*AIM*
Show every line of the entries below that contains the string "input". Case must match.

Layout annotation data:
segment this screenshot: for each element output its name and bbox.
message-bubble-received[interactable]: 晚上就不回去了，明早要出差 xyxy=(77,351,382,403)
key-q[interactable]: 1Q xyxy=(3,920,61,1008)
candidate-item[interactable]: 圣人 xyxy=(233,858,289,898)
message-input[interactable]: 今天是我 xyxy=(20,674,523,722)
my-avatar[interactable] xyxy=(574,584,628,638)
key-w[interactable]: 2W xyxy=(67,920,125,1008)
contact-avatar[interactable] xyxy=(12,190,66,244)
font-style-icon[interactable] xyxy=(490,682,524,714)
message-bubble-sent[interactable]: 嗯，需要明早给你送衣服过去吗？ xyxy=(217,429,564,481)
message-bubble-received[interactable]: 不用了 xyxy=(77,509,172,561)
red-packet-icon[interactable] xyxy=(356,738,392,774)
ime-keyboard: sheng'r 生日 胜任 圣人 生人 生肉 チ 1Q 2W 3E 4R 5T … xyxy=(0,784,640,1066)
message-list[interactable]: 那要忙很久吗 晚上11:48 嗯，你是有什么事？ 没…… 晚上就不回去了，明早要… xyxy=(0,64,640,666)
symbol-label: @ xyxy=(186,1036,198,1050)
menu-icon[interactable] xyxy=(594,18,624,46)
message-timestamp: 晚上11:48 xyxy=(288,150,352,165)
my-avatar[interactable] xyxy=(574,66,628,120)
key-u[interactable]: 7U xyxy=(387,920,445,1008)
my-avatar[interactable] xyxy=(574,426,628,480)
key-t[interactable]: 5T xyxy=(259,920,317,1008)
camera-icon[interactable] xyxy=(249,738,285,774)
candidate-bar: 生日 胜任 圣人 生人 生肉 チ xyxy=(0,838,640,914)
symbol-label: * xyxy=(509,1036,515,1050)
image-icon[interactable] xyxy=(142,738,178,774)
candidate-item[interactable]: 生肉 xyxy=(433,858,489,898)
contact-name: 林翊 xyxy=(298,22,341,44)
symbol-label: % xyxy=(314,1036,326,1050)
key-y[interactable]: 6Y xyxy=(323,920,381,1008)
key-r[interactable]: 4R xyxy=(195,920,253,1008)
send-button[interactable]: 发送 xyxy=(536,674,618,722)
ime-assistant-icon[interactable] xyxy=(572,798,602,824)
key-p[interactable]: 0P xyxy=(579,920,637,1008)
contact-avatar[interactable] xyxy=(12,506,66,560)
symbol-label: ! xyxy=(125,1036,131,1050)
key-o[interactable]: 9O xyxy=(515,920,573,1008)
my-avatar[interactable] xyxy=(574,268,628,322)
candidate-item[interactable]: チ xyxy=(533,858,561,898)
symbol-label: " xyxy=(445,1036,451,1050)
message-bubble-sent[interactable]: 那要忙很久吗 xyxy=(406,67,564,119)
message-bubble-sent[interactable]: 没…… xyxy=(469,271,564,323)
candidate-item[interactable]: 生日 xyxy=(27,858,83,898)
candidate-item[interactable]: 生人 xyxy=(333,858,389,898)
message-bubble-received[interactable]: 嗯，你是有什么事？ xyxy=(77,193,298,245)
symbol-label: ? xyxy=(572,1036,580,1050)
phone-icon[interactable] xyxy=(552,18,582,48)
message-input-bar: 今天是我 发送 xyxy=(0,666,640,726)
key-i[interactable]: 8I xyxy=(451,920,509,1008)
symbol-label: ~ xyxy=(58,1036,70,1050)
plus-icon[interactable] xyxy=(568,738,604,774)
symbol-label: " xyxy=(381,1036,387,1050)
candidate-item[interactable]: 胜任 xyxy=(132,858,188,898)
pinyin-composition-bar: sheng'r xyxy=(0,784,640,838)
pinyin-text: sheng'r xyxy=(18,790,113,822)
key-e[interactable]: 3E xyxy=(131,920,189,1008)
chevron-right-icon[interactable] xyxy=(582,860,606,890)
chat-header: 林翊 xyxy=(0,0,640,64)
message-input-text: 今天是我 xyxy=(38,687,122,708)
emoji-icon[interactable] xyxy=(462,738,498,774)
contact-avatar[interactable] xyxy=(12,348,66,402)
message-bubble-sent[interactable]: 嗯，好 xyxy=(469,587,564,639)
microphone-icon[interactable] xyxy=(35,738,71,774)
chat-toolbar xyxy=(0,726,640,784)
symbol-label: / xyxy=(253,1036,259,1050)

*WRITTEN RESPONSE*
message-input[interactable]: 今天是我 xyxy=(20,674,523,722)
message-input-bar: 今天是我 发送 xyxy=(0,666,640,726)
message-input-text: 今天是我 xyxy=(38,687,122,708)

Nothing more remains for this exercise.